Stored entries:
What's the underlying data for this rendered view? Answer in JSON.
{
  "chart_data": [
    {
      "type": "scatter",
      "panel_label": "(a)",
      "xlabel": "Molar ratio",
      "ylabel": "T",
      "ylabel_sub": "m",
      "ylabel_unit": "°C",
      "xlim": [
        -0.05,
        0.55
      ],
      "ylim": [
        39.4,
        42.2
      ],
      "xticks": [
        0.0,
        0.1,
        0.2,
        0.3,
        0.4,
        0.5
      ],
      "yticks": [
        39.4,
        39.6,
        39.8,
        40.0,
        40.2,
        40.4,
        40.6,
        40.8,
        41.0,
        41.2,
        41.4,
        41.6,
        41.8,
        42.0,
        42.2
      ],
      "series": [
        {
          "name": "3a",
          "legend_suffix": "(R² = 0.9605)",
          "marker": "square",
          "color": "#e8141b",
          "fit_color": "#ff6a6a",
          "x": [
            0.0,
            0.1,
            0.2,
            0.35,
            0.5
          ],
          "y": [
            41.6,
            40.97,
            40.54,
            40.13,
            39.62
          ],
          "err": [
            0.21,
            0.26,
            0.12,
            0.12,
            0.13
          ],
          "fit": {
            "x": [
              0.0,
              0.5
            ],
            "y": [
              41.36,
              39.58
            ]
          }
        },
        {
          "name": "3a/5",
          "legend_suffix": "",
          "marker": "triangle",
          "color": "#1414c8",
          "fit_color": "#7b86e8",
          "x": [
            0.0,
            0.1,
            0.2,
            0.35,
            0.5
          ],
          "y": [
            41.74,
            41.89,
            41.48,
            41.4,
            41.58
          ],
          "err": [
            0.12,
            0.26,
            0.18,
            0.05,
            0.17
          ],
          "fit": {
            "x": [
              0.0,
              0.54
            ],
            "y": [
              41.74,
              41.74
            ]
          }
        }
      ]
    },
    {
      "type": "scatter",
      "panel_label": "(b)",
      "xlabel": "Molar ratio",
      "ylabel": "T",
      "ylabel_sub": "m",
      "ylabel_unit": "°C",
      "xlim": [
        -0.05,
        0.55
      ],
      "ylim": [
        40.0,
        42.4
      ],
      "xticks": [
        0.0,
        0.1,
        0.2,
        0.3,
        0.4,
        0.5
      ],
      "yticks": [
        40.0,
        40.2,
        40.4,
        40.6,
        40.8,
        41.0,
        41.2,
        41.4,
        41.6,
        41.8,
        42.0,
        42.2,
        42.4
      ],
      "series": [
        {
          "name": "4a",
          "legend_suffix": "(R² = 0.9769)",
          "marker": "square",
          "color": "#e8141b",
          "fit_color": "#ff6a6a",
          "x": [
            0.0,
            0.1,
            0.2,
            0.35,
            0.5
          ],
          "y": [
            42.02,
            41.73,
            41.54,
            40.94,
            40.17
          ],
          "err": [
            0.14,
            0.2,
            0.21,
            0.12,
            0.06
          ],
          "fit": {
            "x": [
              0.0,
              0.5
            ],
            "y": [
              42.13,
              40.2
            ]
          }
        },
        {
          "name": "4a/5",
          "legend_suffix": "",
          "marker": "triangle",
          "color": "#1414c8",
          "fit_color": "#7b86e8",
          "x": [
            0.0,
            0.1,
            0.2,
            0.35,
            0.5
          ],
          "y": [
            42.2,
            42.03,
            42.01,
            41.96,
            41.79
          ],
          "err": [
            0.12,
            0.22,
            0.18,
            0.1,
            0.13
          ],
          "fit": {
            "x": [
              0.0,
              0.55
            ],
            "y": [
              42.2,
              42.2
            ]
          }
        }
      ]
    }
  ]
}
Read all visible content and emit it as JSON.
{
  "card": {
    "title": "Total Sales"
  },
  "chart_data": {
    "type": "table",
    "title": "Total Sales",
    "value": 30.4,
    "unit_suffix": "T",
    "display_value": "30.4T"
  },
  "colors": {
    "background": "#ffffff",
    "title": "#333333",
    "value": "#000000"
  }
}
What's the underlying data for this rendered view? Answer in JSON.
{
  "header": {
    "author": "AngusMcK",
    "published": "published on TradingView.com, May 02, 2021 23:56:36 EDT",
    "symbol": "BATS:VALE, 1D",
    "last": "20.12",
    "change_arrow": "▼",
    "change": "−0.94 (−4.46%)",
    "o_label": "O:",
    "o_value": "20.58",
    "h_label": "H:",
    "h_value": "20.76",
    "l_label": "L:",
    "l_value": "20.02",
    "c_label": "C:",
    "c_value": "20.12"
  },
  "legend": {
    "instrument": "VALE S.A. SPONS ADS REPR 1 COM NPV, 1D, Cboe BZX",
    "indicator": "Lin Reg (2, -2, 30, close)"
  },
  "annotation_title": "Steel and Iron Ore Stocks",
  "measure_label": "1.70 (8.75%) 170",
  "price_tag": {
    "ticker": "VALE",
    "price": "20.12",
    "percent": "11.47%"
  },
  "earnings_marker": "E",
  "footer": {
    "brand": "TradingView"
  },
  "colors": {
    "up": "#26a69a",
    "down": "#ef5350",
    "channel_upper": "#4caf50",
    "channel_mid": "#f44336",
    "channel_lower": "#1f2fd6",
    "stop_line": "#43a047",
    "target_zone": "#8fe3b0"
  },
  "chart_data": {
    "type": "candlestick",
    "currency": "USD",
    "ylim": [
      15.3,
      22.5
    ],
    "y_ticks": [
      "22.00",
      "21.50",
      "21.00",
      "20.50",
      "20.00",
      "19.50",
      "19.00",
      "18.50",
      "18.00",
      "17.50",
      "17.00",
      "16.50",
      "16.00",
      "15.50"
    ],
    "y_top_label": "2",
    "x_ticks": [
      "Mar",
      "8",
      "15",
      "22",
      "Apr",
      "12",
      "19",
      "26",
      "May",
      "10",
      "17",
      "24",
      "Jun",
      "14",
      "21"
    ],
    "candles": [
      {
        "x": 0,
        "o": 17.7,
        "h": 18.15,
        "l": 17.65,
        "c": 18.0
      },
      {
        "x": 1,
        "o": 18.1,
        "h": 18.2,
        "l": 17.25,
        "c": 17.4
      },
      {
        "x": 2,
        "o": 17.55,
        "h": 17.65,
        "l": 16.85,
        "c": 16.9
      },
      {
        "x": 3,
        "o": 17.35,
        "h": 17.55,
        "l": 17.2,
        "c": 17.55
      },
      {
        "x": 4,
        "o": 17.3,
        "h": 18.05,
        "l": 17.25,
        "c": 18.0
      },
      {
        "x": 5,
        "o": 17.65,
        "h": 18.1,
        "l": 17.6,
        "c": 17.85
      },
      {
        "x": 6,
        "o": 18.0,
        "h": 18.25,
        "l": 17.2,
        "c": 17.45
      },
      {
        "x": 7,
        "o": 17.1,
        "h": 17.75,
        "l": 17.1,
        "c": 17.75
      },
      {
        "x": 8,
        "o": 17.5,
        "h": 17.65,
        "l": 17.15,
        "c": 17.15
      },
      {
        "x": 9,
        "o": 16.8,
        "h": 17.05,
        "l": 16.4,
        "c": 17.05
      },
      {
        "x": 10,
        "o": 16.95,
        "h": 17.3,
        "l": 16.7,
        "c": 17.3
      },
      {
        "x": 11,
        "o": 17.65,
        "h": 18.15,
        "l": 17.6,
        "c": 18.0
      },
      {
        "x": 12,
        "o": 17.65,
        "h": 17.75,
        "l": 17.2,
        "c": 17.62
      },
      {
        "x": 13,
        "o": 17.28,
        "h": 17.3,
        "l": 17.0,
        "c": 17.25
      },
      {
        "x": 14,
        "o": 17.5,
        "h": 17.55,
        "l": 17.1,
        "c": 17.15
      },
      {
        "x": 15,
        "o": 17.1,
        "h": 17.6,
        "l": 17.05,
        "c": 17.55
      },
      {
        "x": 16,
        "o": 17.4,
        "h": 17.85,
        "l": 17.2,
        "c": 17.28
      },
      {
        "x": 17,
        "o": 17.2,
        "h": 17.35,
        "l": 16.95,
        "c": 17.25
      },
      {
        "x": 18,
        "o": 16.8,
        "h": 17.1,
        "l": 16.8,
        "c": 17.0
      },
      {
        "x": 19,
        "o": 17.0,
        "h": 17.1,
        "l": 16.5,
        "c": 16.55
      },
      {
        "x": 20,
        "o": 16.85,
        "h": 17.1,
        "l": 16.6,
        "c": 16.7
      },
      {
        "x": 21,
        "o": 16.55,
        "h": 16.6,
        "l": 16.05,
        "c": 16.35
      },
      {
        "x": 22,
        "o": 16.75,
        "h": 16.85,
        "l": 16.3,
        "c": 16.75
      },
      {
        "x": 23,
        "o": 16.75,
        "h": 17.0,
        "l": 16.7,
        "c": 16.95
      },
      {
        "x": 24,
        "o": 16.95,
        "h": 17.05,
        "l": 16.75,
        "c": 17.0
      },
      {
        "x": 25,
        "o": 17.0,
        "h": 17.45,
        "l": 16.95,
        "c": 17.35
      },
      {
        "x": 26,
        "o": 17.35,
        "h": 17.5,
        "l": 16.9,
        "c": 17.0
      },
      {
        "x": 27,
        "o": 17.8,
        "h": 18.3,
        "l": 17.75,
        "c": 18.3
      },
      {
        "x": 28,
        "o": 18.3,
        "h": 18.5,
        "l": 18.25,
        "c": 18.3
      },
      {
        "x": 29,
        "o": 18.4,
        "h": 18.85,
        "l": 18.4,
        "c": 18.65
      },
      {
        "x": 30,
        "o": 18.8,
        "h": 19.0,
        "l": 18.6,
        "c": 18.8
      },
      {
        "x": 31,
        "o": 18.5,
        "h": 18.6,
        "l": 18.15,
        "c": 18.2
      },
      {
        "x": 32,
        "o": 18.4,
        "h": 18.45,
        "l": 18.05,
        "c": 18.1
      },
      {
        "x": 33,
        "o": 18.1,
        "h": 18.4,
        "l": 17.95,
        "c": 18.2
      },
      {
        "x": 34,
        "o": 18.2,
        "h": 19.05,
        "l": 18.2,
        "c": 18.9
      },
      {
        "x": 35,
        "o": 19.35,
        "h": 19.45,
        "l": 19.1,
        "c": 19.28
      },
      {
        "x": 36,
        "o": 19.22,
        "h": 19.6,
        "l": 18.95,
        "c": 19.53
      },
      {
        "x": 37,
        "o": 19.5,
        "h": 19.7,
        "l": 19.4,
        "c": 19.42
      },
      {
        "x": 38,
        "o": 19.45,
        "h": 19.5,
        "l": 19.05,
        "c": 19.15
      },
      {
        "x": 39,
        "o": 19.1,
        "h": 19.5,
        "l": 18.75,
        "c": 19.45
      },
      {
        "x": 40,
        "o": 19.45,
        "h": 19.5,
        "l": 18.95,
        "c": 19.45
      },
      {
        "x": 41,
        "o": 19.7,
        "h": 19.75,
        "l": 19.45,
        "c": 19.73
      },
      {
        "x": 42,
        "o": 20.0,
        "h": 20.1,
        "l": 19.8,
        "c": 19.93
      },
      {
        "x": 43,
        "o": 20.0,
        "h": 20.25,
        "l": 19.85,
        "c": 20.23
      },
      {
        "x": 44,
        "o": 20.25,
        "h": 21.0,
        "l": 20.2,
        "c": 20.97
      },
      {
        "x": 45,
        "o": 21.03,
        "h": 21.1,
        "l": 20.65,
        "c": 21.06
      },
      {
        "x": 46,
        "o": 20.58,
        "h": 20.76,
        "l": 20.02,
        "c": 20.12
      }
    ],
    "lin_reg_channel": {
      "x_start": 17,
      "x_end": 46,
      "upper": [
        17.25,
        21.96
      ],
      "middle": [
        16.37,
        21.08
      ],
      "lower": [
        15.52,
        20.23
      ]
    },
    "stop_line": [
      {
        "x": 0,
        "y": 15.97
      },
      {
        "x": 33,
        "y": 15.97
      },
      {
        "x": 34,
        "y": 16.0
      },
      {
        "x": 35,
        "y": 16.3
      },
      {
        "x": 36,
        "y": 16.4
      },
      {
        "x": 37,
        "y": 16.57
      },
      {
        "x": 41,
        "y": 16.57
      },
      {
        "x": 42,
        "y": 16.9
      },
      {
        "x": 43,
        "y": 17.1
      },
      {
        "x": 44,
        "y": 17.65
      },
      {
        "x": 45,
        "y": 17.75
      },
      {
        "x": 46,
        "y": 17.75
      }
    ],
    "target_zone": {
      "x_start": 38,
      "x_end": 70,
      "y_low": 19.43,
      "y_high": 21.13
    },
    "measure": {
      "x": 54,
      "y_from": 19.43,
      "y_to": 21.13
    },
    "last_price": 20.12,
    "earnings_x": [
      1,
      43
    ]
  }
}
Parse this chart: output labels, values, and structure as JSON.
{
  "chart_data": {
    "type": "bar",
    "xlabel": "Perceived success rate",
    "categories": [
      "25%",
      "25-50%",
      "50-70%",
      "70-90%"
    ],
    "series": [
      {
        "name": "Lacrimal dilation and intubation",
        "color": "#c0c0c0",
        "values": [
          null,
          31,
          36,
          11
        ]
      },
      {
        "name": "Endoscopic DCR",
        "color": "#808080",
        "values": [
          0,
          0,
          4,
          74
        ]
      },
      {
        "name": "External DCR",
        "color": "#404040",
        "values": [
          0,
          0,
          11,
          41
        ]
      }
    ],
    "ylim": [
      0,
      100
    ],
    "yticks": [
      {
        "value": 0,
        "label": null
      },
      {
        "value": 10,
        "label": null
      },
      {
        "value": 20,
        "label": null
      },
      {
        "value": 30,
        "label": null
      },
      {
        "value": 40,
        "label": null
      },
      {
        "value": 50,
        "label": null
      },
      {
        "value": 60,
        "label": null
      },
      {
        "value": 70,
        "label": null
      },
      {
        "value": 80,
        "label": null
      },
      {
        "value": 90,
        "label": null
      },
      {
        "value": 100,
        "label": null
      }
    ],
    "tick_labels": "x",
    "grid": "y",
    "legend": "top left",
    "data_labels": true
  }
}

CHALLENGE: Spot every line that holds "name" and copy it.

FULL OUTPUT:
          "name": "3a",
          "name": "3a/5",
          "name": "4a",
          "name": "4a/5",
        "name": "Lacrimal dilation and intubation",
        "name": "Endoscopic DCR",
        "name": "External DCR",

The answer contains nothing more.